* Start Data excerpts *

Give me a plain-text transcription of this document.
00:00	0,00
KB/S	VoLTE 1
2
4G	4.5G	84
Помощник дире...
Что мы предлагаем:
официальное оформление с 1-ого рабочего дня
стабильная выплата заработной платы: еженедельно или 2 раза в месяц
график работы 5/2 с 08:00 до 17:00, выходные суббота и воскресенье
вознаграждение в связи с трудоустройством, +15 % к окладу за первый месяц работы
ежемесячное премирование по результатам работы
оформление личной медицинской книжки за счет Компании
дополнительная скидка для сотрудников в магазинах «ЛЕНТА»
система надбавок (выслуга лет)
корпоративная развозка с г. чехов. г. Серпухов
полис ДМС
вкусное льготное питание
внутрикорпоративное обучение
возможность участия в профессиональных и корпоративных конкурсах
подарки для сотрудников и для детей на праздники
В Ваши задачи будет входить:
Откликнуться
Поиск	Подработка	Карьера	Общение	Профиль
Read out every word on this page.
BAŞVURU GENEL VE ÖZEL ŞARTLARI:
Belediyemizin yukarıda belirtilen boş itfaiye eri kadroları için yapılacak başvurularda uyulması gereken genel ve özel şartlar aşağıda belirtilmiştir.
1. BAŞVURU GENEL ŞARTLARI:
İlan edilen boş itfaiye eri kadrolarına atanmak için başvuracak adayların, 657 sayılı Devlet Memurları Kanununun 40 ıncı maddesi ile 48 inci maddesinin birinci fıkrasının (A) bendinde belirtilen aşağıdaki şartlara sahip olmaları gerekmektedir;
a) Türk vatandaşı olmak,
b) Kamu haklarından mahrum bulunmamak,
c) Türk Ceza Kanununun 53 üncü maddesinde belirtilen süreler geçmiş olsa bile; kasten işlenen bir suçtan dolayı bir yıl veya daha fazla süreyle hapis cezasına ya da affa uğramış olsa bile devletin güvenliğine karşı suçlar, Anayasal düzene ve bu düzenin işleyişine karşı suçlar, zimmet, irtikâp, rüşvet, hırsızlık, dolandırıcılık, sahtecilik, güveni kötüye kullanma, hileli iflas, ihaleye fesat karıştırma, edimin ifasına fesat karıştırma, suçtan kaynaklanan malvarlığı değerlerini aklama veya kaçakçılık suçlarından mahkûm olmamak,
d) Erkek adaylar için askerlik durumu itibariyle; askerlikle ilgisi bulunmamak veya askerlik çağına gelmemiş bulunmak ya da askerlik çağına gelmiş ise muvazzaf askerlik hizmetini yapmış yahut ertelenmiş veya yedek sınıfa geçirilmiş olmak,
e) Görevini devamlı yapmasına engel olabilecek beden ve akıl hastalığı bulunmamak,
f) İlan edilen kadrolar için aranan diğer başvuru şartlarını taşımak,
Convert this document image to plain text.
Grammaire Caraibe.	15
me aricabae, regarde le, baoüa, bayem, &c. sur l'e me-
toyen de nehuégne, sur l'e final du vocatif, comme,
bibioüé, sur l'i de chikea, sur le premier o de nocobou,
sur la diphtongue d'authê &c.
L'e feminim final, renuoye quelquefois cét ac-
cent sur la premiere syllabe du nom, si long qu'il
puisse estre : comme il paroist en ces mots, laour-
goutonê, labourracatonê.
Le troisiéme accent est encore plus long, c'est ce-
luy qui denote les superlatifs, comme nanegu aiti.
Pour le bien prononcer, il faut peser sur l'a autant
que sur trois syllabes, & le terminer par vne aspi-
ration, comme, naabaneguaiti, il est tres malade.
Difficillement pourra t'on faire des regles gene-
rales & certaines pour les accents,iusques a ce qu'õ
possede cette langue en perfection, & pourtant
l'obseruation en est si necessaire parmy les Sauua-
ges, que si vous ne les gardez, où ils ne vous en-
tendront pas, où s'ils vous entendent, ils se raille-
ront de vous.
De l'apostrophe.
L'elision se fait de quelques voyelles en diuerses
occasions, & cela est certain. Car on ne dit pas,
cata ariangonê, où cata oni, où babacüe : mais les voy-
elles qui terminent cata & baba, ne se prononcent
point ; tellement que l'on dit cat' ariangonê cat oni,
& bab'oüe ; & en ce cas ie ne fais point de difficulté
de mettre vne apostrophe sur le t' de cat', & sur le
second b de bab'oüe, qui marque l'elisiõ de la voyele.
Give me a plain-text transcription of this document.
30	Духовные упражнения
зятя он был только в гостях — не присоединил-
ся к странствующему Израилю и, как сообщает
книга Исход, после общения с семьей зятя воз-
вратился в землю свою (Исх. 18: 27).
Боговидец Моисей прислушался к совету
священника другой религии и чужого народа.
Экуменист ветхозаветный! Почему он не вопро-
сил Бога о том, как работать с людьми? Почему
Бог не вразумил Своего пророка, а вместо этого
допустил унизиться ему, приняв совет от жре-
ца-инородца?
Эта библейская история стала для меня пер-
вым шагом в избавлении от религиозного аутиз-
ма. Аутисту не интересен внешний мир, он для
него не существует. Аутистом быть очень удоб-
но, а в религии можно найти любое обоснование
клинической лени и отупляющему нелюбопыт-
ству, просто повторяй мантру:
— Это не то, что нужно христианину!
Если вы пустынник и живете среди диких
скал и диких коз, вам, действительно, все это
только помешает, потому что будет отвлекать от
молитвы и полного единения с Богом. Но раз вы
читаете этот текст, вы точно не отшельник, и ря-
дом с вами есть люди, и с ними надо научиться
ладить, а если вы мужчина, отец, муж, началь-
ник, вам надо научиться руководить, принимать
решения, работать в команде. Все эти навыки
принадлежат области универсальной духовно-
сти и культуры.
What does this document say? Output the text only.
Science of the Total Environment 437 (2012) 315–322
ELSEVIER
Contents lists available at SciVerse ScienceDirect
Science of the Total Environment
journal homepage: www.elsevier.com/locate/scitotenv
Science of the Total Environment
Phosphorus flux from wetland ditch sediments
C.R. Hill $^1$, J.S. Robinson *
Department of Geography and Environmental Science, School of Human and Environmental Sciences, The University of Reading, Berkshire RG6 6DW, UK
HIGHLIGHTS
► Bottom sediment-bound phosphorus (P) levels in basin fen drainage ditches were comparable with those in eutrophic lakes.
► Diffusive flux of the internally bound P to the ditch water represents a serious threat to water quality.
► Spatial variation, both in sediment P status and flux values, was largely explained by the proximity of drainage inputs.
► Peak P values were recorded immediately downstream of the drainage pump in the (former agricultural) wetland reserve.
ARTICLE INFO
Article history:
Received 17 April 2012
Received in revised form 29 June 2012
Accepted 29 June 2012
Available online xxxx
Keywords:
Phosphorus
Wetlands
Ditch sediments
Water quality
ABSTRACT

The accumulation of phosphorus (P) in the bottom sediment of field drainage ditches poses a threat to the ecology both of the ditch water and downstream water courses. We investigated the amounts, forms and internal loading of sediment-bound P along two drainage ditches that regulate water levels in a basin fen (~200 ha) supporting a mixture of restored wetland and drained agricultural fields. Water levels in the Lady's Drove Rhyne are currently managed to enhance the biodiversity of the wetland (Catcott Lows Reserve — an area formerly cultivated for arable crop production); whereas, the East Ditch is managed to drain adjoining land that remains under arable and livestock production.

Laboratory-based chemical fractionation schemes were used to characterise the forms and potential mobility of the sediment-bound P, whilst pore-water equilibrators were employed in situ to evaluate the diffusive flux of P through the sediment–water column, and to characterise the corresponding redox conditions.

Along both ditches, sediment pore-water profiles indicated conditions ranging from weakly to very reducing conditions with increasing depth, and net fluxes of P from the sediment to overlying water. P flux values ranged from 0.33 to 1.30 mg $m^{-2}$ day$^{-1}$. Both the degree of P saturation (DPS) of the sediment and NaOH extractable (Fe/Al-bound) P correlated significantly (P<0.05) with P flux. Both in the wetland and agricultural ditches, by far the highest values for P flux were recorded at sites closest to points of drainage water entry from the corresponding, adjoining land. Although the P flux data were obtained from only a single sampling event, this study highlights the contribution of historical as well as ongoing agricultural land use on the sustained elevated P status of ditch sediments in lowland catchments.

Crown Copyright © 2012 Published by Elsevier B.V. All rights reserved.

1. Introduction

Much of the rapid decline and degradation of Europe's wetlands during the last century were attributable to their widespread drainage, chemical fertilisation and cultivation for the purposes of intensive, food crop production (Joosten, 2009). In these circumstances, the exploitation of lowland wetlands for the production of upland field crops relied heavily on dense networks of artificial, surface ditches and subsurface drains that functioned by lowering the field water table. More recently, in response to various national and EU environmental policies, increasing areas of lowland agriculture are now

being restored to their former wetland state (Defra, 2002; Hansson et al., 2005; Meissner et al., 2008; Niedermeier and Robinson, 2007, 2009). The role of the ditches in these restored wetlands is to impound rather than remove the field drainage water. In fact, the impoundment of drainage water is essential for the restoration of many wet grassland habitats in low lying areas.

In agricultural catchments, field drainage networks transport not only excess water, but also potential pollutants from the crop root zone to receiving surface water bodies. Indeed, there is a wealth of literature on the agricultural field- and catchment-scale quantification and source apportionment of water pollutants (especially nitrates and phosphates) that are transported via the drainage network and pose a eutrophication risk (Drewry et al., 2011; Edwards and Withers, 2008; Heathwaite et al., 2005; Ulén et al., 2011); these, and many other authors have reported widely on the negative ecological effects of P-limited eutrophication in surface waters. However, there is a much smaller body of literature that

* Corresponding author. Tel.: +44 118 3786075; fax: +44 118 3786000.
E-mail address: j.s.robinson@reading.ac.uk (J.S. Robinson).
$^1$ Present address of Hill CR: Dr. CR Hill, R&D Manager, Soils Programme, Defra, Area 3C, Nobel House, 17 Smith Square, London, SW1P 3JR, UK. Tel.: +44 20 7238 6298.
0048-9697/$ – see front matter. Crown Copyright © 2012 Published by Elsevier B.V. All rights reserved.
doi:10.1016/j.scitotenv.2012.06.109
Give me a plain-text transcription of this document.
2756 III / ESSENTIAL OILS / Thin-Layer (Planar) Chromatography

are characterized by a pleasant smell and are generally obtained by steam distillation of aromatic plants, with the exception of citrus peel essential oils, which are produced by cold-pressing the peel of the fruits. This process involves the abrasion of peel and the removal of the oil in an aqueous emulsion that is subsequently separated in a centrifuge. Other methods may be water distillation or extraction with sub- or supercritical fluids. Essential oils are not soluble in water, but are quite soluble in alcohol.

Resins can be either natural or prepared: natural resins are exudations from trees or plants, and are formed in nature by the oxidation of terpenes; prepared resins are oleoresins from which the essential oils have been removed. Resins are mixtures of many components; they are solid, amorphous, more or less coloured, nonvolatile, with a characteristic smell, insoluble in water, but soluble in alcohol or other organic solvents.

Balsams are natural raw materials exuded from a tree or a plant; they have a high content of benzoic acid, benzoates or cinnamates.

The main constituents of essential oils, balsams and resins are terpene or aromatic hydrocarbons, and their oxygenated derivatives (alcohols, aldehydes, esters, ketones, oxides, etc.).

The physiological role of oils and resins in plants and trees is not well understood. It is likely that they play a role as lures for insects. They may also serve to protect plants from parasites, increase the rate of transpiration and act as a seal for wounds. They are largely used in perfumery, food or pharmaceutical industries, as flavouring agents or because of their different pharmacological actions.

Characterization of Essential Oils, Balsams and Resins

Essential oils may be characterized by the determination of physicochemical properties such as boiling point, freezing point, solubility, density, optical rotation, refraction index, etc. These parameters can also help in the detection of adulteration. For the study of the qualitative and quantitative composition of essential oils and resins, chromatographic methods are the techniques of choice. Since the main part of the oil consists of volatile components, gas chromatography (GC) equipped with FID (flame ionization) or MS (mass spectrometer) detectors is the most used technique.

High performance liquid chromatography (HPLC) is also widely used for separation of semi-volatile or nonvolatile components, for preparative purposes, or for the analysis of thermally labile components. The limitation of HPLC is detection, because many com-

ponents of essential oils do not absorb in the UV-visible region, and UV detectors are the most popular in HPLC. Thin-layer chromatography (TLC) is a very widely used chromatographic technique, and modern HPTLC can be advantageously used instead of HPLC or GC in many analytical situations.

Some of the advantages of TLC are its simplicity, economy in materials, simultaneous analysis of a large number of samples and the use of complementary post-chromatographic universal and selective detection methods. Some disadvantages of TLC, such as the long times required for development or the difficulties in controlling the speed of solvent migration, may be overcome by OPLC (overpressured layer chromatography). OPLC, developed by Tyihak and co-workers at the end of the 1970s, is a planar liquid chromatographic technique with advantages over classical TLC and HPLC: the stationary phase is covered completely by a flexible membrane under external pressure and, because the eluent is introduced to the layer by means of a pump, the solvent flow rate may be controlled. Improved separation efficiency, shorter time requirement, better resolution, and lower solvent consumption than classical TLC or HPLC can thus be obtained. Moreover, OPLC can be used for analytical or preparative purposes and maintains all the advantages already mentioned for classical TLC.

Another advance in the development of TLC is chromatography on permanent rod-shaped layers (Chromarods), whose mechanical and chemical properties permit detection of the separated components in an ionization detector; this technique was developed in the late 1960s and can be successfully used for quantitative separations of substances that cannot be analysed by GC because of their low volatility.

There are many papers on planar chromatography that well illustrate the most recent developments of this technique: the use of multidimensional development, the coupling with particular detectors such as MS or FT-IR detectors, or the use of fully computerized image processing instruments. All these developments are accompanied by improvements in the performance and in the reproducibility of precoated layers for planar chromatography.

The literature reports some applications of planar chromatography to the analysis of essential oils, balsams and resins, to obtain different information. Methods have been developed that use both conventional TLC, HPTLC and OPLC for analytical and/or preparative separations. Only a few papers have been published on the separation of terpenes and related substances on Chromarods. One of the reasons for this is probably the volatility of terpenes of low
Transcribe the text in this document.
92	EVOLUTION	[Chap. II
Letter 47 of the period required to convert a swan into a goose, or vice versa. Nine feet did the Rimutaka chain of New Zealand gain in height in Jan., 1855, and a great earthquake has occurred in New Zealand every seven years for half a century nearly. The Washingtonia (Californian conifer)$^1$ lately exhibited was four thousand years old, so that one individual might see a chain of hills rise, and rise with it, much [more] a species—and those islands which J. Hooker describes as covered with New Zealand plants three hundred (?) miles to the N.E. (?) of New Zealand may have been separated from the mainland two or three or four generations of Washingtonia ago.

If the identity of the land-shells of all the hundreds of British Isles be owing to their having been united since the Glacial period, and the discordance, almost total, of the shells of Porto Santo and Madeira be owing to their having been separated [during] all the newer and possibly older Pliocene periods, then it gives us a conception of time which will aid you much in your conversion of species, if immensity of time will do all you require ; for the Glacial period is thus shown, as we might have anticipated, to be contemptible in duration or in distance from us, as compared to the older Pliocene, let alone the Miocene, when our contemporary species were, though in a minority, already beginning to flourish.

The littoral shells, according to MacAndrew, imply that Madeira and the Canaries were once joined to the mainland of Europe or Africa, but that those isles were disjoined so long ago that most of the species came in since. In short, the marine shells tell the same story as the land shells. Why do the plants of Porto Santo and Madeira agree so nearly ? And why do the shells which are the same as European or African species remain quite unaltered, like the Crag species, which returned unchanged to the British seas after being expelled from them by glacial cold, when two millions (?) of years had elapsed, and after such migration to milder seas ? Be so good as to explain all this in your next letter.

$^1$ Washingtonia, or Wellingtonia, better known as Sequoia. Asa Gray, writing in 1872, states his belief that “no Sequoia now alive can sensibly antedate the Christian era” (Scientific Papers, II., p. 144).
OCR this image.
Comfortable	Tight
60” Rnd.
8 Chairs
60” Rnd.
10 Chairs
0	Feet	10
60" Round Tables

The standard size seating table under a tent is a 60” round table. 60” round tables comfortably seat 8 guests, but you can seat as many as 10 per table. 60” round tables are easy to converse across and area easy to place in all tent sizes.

* End Data excerpts *

Task details:
Reproduce, word for word, only the lines from the one that contains "OCR this image." through the final line.

Answer for this exercise:
OCR this image.
Comfortable	Tight
60” Rnd.
8 Chairs
60” Rnd.
10 Chairs
0	Feet	10
60" Round Tables

The standard size seating table under a tent is a 60” round table. 60” round tables comfortably seat 8 guests, but you can seat as many as 10 per table. 60” round tables are easy to converse across and area easy to place in all tent sizes.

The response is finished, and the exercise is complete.